▶ Your goal: Will you restate verbatim the lines running from the line with "Convert this document image to plain text." to the end of the data, leaving out everything else?

======== Extracted entries ========

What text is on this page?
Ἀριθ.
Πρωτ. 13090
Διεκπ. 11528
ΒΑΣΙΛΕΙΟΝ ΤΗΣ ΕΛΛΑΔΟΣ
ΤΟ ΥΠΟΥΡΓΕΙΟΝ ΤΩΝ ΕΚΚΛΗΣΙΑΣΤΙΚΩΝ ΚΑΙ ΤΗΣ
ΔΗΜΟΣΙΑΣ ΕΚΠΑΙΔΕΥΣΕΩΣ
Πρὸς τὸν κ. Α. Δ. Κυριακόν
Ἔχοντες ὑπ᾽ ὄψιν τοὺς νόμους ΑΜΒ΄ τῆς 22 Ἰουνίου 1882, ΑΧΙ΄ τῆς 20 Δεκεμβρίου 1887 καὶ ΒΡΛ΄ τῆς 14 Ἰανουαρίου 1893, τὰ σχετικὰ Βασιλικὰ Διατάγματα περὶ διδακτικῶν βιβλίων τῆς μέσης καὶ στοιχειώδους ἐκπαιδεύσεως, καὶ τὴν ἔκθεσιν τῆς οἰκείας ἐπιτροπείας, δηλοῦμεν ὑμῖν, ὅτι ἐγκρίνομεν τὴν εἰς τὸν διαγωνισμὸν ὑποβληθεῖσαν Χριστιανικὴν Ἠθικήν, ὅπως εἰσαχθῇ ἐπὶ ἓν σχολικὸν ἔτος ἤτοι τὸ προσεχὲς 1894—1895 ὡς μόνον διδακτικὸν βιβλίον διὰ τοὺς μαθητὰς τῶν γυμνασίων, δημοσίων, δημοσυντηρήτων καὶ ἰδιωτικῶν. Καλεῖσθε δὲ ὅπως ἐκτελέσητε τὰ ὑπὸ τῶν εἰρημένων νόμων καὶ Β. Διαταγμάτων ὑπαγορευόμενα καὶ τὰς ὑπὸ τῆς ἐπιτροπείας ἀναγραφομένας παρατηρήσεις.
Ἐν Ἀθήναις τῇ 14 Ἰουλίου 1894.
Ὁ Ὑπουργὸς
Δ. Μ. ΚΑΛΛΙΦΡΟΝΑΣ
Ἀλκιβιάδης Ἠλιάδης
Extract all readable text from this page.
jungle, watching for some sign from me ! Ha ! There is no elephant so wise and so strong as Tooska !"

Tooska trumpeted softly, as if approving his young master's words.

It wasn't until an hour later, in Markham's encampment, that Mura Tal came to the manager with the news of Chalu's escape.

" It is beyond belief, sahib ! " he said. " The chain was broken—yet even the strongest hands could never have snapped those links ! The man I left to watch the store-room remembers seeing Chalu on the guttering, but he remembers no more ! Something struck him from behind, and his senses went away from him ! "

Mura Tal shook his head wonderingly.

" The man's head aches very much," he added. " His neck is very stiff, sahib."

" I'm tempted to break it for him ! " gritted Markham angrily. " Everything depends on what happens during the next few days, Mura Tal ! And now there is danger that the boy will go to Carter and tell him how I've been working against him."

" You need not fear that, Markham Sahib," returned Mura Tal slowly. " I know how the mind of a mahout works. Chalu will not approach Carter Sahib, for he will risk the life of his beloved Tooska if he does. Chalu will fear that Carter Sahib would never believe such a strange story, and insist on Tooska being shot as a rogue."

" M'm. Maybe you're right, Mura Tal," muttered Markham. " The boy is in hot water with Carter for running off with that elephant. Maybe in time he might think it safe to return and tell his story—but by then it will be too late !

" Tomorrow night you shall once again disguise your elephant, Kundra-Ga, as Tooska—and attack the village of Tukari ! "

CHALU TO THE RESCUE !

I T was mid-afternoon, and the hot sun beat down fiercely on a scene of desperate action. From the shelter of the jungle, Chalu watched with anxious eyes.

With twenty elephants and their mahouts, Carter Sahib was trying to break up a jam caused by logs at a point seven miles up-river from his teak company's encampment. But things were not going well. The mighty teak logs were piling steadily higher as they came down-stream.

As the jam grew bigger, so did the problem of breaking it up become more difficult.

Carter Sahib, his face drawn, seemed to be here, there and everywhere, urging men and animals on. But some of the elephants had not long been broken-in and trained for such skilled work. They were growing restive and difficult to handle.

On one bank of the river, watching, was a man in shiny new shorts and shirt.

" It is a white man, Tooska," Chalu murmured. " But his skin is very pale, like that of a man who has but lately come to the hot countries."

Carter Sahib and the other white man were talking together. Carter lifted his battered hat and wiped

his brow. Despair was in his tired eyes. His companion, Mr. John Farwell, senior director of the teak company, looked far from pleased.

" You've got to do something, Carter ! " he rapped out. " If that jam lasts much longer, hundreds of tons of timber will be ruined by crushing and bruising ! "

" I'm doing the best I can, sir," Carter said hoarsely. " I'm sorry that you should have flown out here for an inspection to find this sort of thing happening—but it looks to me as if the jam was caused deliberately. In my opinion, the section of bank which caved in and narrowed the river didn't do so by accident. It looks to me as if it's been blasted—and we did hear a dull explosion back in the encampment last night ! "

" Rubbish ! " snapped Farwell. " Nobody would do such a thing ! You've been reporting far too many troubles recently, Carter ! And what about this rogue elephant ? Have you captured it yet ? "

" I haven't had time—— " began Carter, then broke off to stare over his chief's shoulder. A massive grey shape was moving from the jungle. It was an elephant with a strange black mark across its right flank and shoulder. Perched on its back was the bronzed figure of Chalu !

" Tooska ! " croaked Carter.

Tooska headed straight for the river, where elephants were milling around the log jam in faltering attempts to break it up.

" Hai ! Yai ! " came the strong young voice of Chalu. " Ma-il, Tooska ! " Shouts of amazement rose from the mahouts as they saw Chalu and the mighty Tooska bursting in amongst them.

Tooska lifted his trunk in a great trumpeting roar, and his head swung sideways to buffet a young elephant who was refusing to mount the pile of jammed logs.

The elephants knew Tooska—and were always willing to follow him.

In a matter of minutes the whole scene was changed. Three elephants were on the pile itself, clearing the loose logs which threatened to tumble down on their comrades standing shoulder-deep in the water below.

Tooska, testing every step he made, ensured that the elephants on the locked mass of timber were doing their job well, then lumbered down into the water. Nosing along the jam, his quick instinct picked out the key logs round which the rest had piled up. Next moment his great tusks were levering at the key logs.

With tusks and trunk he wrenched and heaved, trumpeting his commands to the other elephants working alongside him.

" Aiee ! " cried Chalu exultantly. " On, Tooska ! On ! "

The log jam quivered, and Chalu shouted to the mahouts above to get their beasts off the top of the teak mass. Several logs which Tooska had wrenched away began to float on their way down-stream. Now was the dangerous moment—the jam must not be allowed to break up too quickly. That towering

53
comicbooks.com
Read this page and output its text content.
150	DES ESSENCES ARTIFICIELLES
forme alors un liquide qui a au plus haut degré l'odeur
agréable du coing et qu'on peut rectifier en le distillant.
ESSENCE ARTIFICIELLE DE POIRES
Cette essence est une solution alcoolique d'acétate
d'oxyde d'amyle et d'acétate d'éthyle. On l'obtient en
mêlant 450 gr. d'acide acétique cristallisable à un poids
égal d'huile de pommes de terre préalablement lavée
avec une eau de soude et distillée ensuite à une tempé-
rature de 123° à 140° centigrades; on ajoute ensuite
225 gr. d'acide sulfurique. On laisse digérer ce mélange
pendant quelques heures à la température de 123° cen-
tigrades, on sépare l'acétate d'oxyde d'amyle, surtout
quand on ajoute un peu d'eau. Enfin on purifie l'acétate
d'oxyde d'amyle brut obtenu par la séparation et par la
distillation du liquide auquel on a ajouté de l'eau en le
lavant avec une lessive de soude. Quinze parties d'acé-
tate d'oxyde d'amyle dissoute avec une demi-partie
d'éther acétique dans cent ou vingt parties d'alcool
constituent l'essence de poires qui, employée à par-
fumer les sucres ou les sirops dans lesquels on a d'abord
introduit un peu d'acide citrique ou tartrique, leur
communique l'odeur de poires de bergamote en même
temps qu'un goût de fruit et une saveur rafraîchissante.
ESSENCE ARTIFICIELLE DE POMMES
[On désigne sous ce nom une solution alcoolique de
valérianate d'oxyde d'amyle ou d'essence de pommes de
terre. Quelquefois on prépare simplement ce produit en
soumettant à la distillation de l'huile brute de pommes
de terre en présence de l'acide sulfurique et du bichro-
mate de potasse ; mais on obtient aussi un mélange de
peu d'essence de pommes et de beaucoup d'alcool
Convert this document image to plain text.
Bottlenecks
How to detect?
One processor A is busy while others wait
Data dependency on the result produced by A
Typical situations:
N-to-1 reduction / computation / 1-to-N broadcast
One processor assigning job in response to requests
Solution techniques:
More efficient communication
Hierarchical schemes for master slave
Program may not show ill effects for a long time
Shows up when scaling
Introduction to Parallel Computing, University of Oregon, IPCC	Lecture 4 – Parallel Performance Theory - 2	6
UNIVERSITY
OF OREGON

========

▶ Response:
Convert this document image to plain text.
Bottlenecks
How to detect?
One processor A is busy while others wait
Data dependency on the result produced by A
Typical situations:
N-to-1 reduction / computation / 1-to-N broadcast
One processor assigning job in response to requests
Solution techniques:
More efficient communication
Hierarchical schemes for master slave
Program may not show ill effects for a long time
Shows up when scaling
Introduction to Parallel Computing, University of Oregon, IPCC	Lecture 4 – Parallel Performance Theory - 2	6
UNIVERSITY
OF OREGON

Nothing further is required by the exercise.